**EXERCISE AIM:** Check each line of the records below and collect those holding "нужд".

Data entries
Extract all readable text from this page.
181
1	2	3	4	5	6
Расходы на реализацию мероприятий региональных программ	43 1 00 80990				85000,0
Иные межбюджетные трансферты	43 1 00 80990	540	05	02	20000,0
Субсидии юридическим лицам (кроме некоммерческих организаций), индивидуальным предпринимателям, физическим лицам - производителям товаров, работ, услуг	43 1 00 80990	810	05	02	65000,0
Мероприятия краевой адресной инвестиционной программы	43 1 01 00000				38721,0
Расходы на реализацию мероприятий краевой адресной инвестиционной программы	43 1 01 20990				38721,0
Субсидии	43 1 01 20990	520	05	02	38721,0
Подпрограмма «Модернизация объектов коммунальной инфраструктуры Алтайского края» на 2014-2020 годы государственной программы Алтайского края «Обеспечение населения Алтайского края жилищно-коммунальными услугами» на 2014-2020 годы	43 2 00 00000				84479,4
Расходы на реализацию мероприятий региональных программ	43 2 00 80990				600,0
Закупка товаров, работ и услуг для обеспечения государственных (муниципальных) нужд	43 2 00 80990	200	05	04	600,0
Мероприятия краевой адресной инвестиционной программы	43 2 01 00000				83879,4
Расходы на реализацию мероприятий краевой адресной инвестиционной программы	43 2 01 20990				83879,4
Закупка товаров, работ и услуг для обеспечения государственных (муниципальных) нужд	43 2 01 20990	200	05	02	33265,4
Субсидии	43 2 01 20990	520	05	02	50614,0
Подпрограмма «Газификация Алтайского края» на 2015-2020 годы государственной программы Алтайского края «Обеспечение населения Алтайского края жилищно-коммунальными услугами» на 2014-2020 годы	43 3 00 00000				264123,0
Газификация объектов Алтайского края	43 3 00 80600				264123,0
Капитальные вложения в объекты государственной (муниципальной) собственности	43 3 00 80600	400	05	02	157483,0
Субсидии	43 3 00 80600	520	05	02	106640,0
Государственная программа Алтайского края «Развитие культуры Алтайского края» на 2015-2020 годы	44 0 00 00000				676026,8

**RESULT OF THIS EXERCISE:**
Закупка товаров, работ и услуг для обеспечения государственных (муниципальных) нужд	43 2 00 80990	200	05	04	600,0
Закупка товаров, работ и услуг для обеспечения государственных (муниципальных) нужд	43 2 01 20990	200	05	02	33265,4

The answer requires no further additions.